** begin Data shown **

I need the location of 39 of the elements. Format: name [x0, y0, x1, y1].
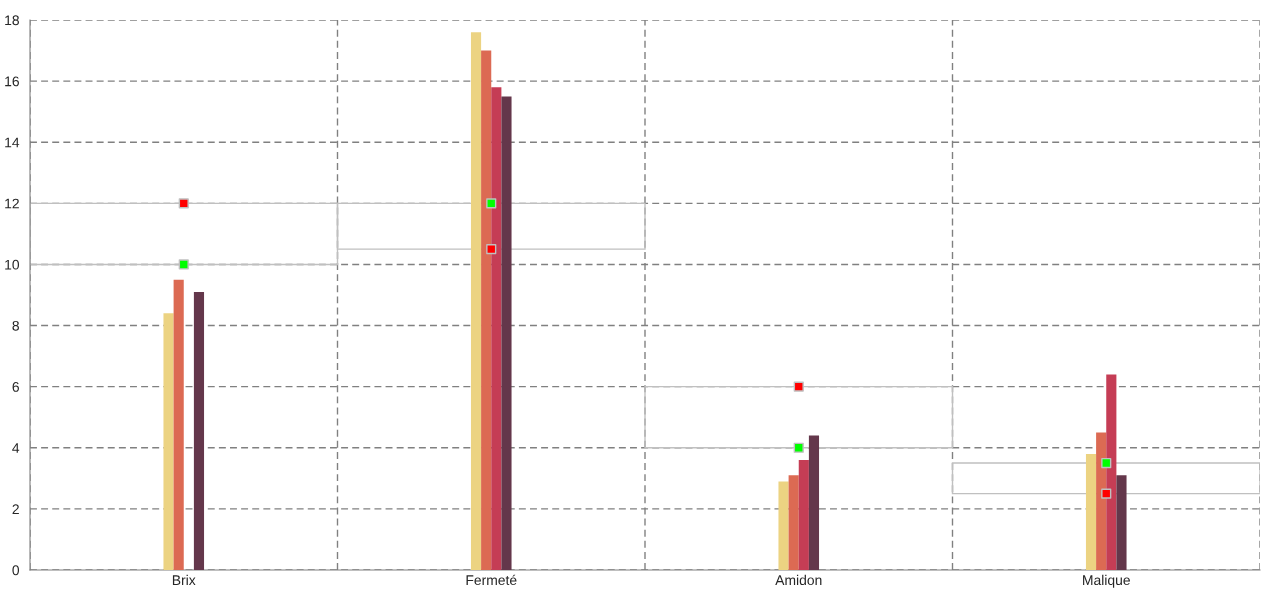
bar [951, 462, 1260, 495]
bar [173, 279, 184, 570]
bar [1096, 432, 1107, 570]
point [1101, 488, 1112, 499]
point [486, 244, 497, 255]
y-tick-label: 16 [5, 76, 19, 87]
bar [501, 96, 512, 570]
bar [163, 313, 174, 570]
bar [1116, 475, 1127, 570]
y-tick-label: 18 [5, 15, 19, 26]
point [178, 198, 189, 209]
y-tick-label: 10 [5, 259, 20, 270]
bar [798, 460, 809, 570]
bar [788, 475, 799, 570]
y-tick-label: 4 [12, 443, 20, 453]
point [793, 381, 804, 392]
bar [778, 481, 789, 570]
bar [1085, 453, 1097, 570]
bar [644, 385, 954, 449]
bar [808, 435, 820, 570]
x-tick-label: Amidon [775, 574, 822, 586]
bar [1106, 374, 1117, 570]
bar [470, 32, 482, 570]
y-tick-label: 14 [5, 137, 20, 148]
point [793, 442, 804, 453]
point [1101, 457, 1112, 469]
y-tick-label: 2 [12, 504, 19, 514]
bar [481, 50, 492, 570]
point [178, 259, 189, 270]
bar [491, 87, 502, 570]
x-tick-label: Brix [172, 574, 196, 585]
y-tick-label: 12 [5, 198, 19, 209]
y-tick-label: 0 [12, 565, 20, 576]
point [486, 198, 497, 209]
x-tick-label: Fermeté [466, 574, 517, 586]
x-tick-label: Malique [1083, 574, 1130, 588]
y-tick-label: 6 [12, 382, 19, 392]
bar [193, 291, 205, 570]
y-tick-label: 8 [12, 320, 19, 331]
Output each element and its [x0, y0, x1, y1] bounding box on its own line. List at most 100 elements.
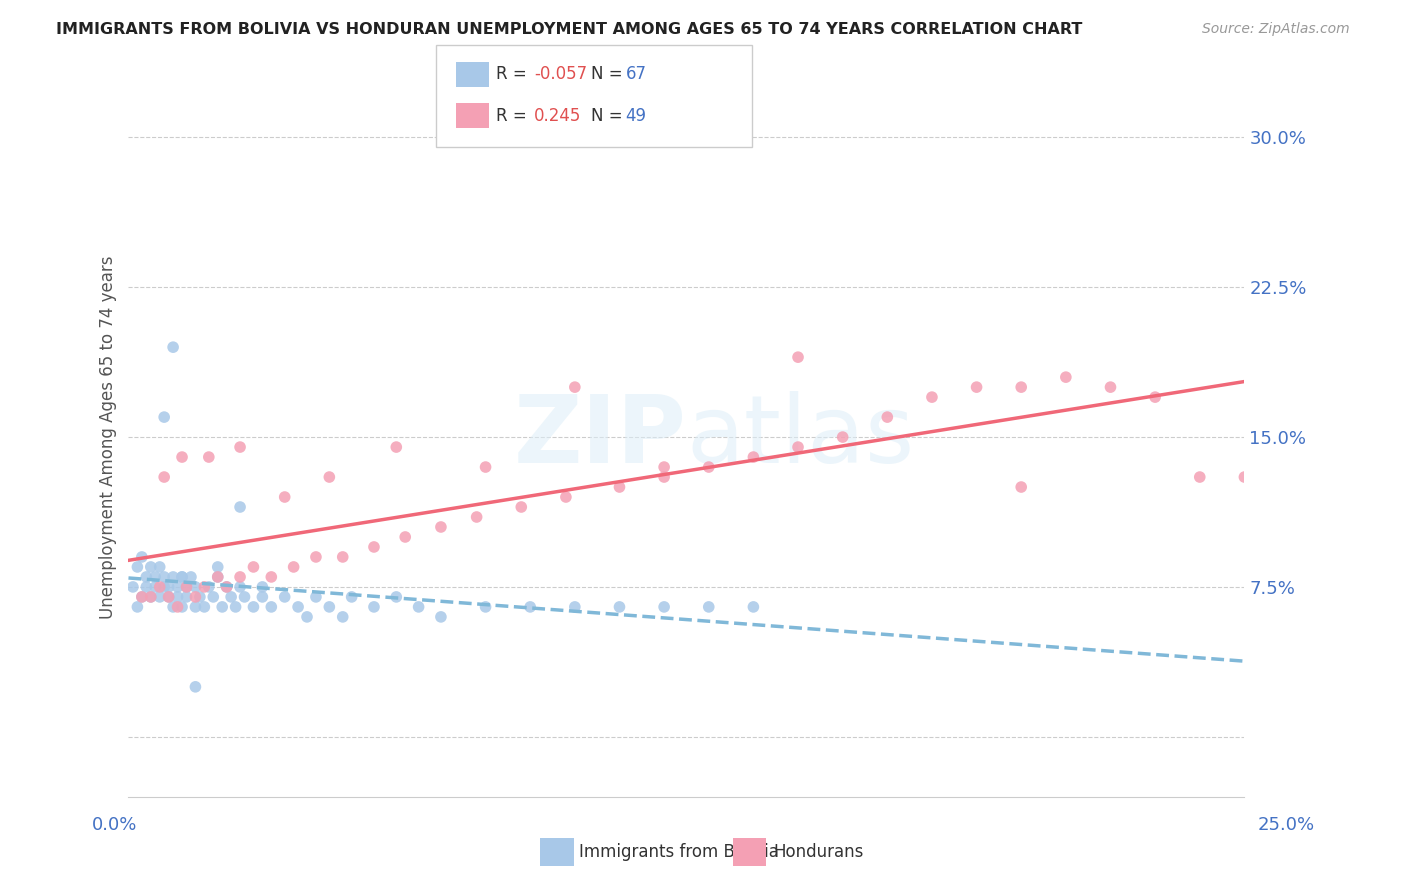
- Point: [519, 599, 541, 614]
- Point: [184, 680, 207, 694]
- Point: [305, 549, 328, 564]
- Point: [609, 599, 631, 614]
- Point: [233, 590, 256, 604]
- Text: ZIP: ZIP: [513, 391, 686, 483]
- Point: [921, 390, 943, 404]
- Point: [193, 599, 215, 614]
- Point: [287, 599, 309, 614]
- Point: [176, 590, 198, 604]
- Point: [787, 350, 810, 364]
- Point: [211, 599, 233, 614]
- Text: atlas: atlas: [686, 391, 915, 483]
- Point: [242, 599, 264, 614]
- Point: [1144, 390, 1167, 404]
- Point: [363, 540, 385, 554]
- Y-axis label: Unemployment Among Ages 65 to 74 years: Unemployment Among Ages 65 to 74 years: [100, 255, 117, 619]
- Point: [157, 590, 180, 604]
- Point: [340, 590, 363, 604]
- Point: [318, 599, 340, 614]
- Point: [193, 580, 215, 594]
- Point: [135, 570, 157, 584]
- Point: [283, 560, 305, 574]
- Point: [242, 560, 264, 574]
- Point: [143, 570, 166, 584]
- Point: [229, 440, 252, 454]
- Point: [273, 490, 295, 504]
- Point: [180, 570, 202, 584]
- Point: [876, 410, 898, 425]
- Point: [157, 590, 180, 604]
- Point: [149, 580, 172, 594]
- Point: [252, 590, 274, 604]
- Point: [188, 590, 211, 604]
- Point: [1188, 470, 1211, 484]
- Point: [166, 580, 188, 594]
- Text: -0.057: -0.057: [534, 65, 588, 83]
- Point: [166, 599, 188, 614]
- Point: [153, 580, 176, 594]
- Point: [131, 590, 153, 604]
- Point: [170, 599, 193, 614]
- Point: [170, 570, 193, 584]
- Text: Source: ZipAtlas.com: Source: ZipAtlas.com: [1202, 22, 1350, 37]
- Point: [176, 580, 198, 594]
- Text: R =: R =: [496, 65, 533, 83]
- Point: [332, 549, 354, 564]
- Point: [1010, 380, 1032, 394]
- Point: [176, 580, 198, 594]
- Point: [742, 450, 765, 464]
- Point: [787, 440, 810, 454]
- Point: [198, 580, 221, 594]
- Point: [143, 580, 166, 594]
- Point: [219, 590, 242, 604]
- Point: [465, 510, 488, 524]
- Point: [474, 460, 496, 475]
- Point: [162, 340, 184, 354]
- Point: [207, 570, 229, 584]
- Point: [697, 460, 720, 475]
- Text: N =: N =: [591, 65, 627, 83]
- Point: [229, 570, 252, 584]
- Point: [127, 560, 149, 574]
- Point: [184, 599, 207, 614]
- Point: [157, 580, 180, 594]
- Point: [153, 570, 176, 584]
- Point: [394, 530, 416, 544]
- Text: 49: 49: [626, 107, 647, 125]
- Point: [198, 450, 221, 464]
- Point: [385, 590, 408, 604]
- Text: 0.0%: 0.0%: [91, 816, 136, 834]
- Point: [127, 599, 149, 614]
- Point: [252, 580, 274, 594]
- Point: [831, 430, 853, 444]
- Point: [135, 580, 157, 594]
- Point: [139, 560, 162, 574]
- Point: [305, 590, 328, 604]
- Point: [1010, 480, 1032, 494]
- Point: [229, 500, 252, 514]
- Point: [131, 549, 153, 564]
- Point: [1099, 380, 1122, 394]
- Point: [207, 560, 229, 574]
- Point: [260, 570, 283, 584]
- Point: [430, 610, 453, 624]
- Point: [430, 520, 453, 534]
- Point: [162, 570, 184, 584]
- Text: 25.0%: 25.0%: [1257, 816, 1315, 834]
- Point: [153, 470, 176, 484]
- Point: [295, 610, 318, 624]
- Point: [131, 590, 153, 604]
- Point: [363, 599, 385, 614]
- Point: [225, 599, 247, 614]
- Point: [202, 590, 225, 604]
- Text: 0.245: 0.245: [534, 107, 582, 125]
- Point: [564, 380, 586, 394]
- Point: [273, 590, 295, 604]
- Point: [149, 560, 172, 574]
- Point: [207, 570, 229, 584]
- Point: [564, 599, 586, 614]
- Point: [170, 570, 193, 584]
- Point: [149, 590, 172, 604]
- Text: IMMIGRANTS FROM BOLIVIA VS HONDURAN UNEMPLOYMENT AMONG AGES 65 TO 74 YEARS CORRE: IMMIGRANTS FROM BOLIVIA VS HONDURAN UNEM…: [56, 22, 1083, 37]
- Point: [408, 599, 430, 614]
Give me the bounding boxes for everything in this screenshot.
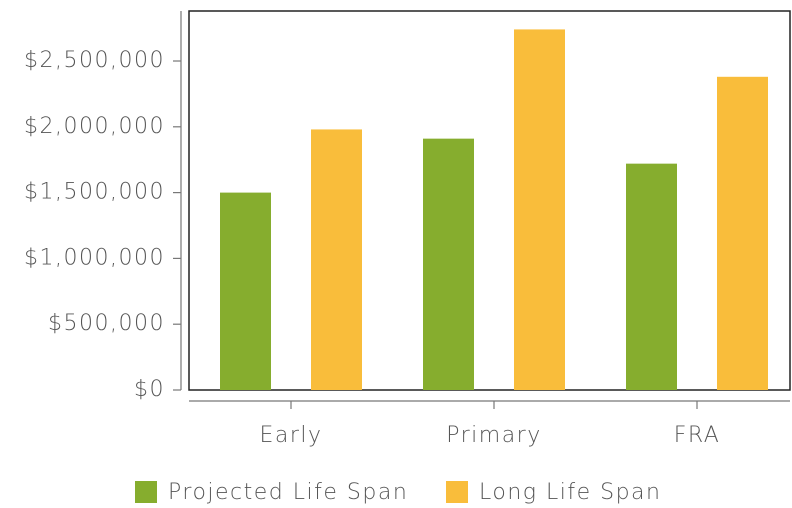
bar — [311, 129, 362, 390]
bar — [220, 192, 271, 390]
x-tick-label: Primary — [446, 423, 542, 448]
y-tick-label: $2,500,000 — [24, 48, 165, 73]
x-tick-label: FRA — [674, 423, 721, 448]
y-tick-label: $1,000,000 — [24, 245, 165, 270]
legend-label: Projected Life Span — [168, 480, 408, 505]
bar — [717, 76, 768, 390]
legend-swatch — [446, 481, 468, 503]
bar — [626, 163, 677, 390]
bar — [423, 138, 474, 390]
plot-frame — [188, 10, 791, 391]
y-tick-label: $0 — [134, 377, 165, 402]
y-tick-label: $1,500,000 — [24, 180, 165, 205]
legend-swatch — [135, 481, 157, 503]
bar — [514, 29, 565, 390]
x-tick-label: Early — [259, 423, 322, 448]
y-tick-label: $2,000,000 — [24, 114, 165, 139]
legend-label: Long Life Span — [479, 480, 661, 505]
y-tick-label: $500,000 — [48, 311, 165, 336]
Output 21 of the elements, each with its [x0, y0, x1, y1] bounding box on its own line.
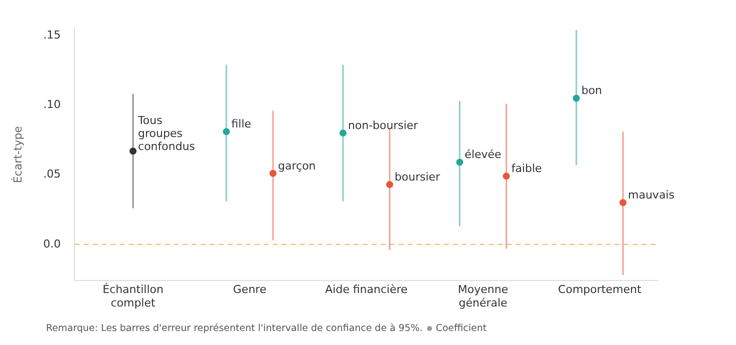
series-label: garçon — [278, 159, 316, 172]
series-label: élevée — [464, 148, 502, 162]
x-tick-label: Aide financière — [325, 283, 408, 296]
x-tick-label: Comportement — [558, 283, 642, 296]
y-axis-title: Écart-type — [10, 126, 24, 184]
y-tick-label: 0.0 — [43, 237, 61, 250]
x-tick-label: Échantillon complet — [102, 282, 164, 310]
y-tick-label: .15 — [43, 28, 61, 42]
series-label: non-boursier — [348, 118, 418, 132]
x-tick-label: Genre — [233, 283, 267, 296]
series-label: Tous groupes confondus — [137, 114, 196, 153]
series-label: faible — [511, 162, 542, 176]
text: Coefficient — [436, 323, 487, 334]
y-tick-label: .10 — [43, 98, 61, 112]
x-tick-label: Moyenne générale — [458, 283, 508, 310]
series-label: fille — [231, 117, 252, 130]
text: Remarque: Les barres d'erreur représentent l'intervalle de confiance de à 95%. — [46, 323, 423, 334]
series-label: mauvais — [628, 188, 675, 202]
y-tick-label: .05 — [43, 168, 61, 181]
series-label: bon — [581, 84, 602, 98]
series-label: boursier — [394, 170, 440, 184]
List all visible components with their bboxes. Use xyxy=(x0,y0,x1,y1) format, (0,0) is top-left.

** end Data shown **

▶ [Written problem]: Write everything from the start of the data above down to the line containing "Output each element", inclusive, as a JSON list of strings with one string per line, skipping blank lines and leaving out the pictures.

▶ [Reply]:
[
  "I need the location of 39 of the elements. Format: name [x0, y0, x1, y1].",
  "bar [951, 462, 1260, 495]",
  "bar [173, 279, 184, 570]",
  "bar [1096, 432, 1107, 570]",
  "point [1101, 488, 1112, 499]",
  "point [486, 244, 497, 255]",
  "y-tick-label: 16 [5, 76, 19, 87]",
  "bar [501, 96, 512, 570]",
  "bar [163, 313, 174, 570]",
  "bar [1116, 475, 1127, 570]",
  "y-tick-label: 18 [5, 15, 19, 26]",
  "point [178, 198, 189, 209]",
  "y-tick-label: 10 [5, 259, 20, 270]",
  "bar [798, 460, 809, 570]",
  "bar [788, 475, 799, 570]",
  "y-tick-label: 4 [12, 443, 20, 453]",
  "point [793, 381, 804, 392]",
  "bar [778, 481, 789, 570]",
  "bar [1085, 453, 1097, 570]",
  "bar [644, 385, 954, 449]",
  "bar [808, 435, 820, 570]",
  "x-tick-label: Amidon [775, 574, 822, 586]",
  "bar [1106, 374, 1117, 570]",
  "bar [470, 32, 482, 570]",
  "y-tick-label: 14 [5, 137, 20, 148]",
  "point [793, 442, 804, 453]",
  "point [1101, 457, 1112, 469]",
  "y-tick-label: 2 [12, 504, 19, 514]",
  "bar [481, 50, 492, 570]",
  "point [178, 259, 189, 270]",
  "bar [491, 87, 502, 570]",
  "x-tick-label: Brix [172, 574, 196, 585]",
  "y-tick-label: 12 [5, 198, 19, 209]",
  "y-tick-label: 0 [12, 565, 20, 576]",
  "point [486, 198, 497, 209]",
  "x-tick-label: Fermeté [466, 574, 517, 586]",
  "x-tick-label: Malique [1083, 574, 1130, 588]",
  "y-tick-label: 6 [12, 382, 19, 392]",
  "bar [193, 291, 205, 570]",
  "y-tick-label: 8 [12, 320, 19, 331]",
  "Output each element and its [x0, y0, x1, y1] bounding box on its own line. List at most 100 elements."
]